START MATERIAL SUPPLIED
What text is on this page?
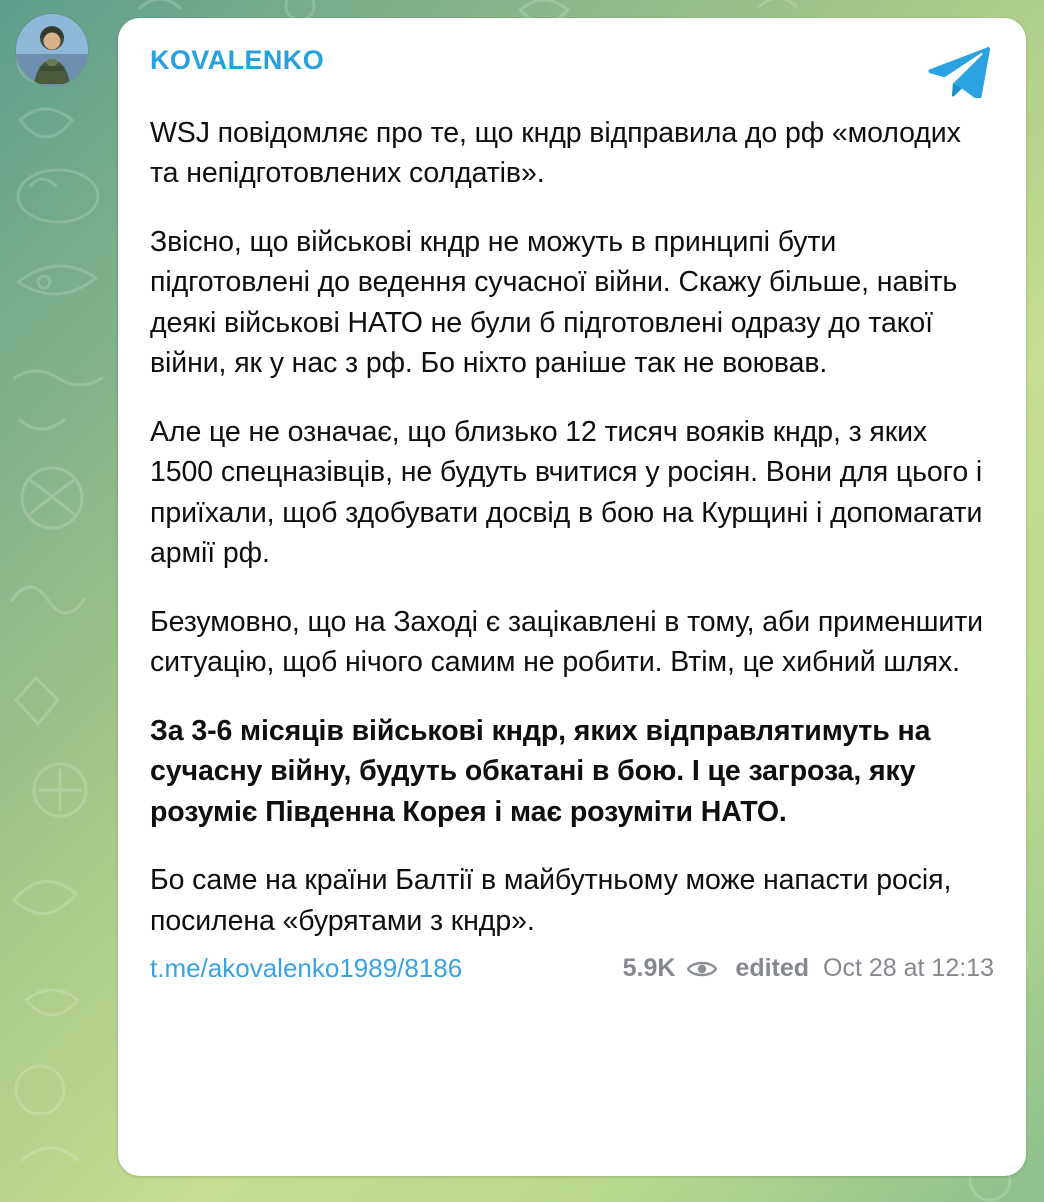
KOVALENKO

WSJ повідомляє про те, що кндр відправила до рф «молодих та непідготовлених солдатів».

Звісно, що військові кндр не можуть в принципі бути підготовлені до ведення сучасної війни. Скажу більше, навіть деякі військові НАТО не були б підготовлені одразу до такої війни, як у нас з рф. Бо ніхто раніше так не воював.

Але це не означає, що близько 12 тисяч вояків кндр, з яких 1500 спецназівців, не будуть вчитися у росіян. Вони для цього і приїхали, щоб здобувати досвід в бою на Курщині і допомагати армії рф.

Безумовно, що на Заході є зацікавлені в тому, аби применшити ситуацію, щоб нічого самим не робити. Втім, це хибний шлях.

За 3-6 місяців військові кндр, яких відправлятимуть на сучасну війну, будуть обкатані в бою. І це загроза, яку розуміє Південна Корея і має розуміти НАТО.

Бо саме на країни Балтії в майбутньому може напасти росія, посилена «бурятами з кндр».

t.me/akovalenko1989/8186	5.9K edited Oct 28 at 12:13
END MATERIAL SUPPLIED
## WHAT THIS TASK INVOLVES:
Repeat the material above in full and exactly, apart from the pictures.

## FULL OUTPUT:
What text is on this page?
KOVALENKO

WSJ повідомляє про те, що кндр відправила до рф «молодих та непідготовлених солдатів».

Звісно, що військові кндр не можуть в принципі бути підготовлені до ведення сучасної війни. Скажу більше, навіть деякі військові НАТО не були б підготовлені одразу до такої війни, як у нас з рф. Бо ніхто раніше так не воював.

Але це не означає, що близько 12 тисяч вояків кндр, з яких 1500 спецназівців, не будуть вчитися у росіян. Вони для цього і приїхали, щоб здобувати досвід в бою на Курщині і допомагати армії рф.

Безумовно, що на Заході є зацікавлені в тому, аби применшити ситуацію, щоб нічого самим не робити. Втім, це хибний шлях.

За 3-6 місяців військові кндр, яких відправлятимуть на сучасну війну, будуть обкатані в бою. І це загроза, яку розуміє Південна Корея і має розуміти НАТО.

Бо саме на країни Балтії в майбутньому може напасти росія, посилена «бурятами з кндр».

t.me/akovalenko1989/8186	5.9K edited Oct 28 at 12:13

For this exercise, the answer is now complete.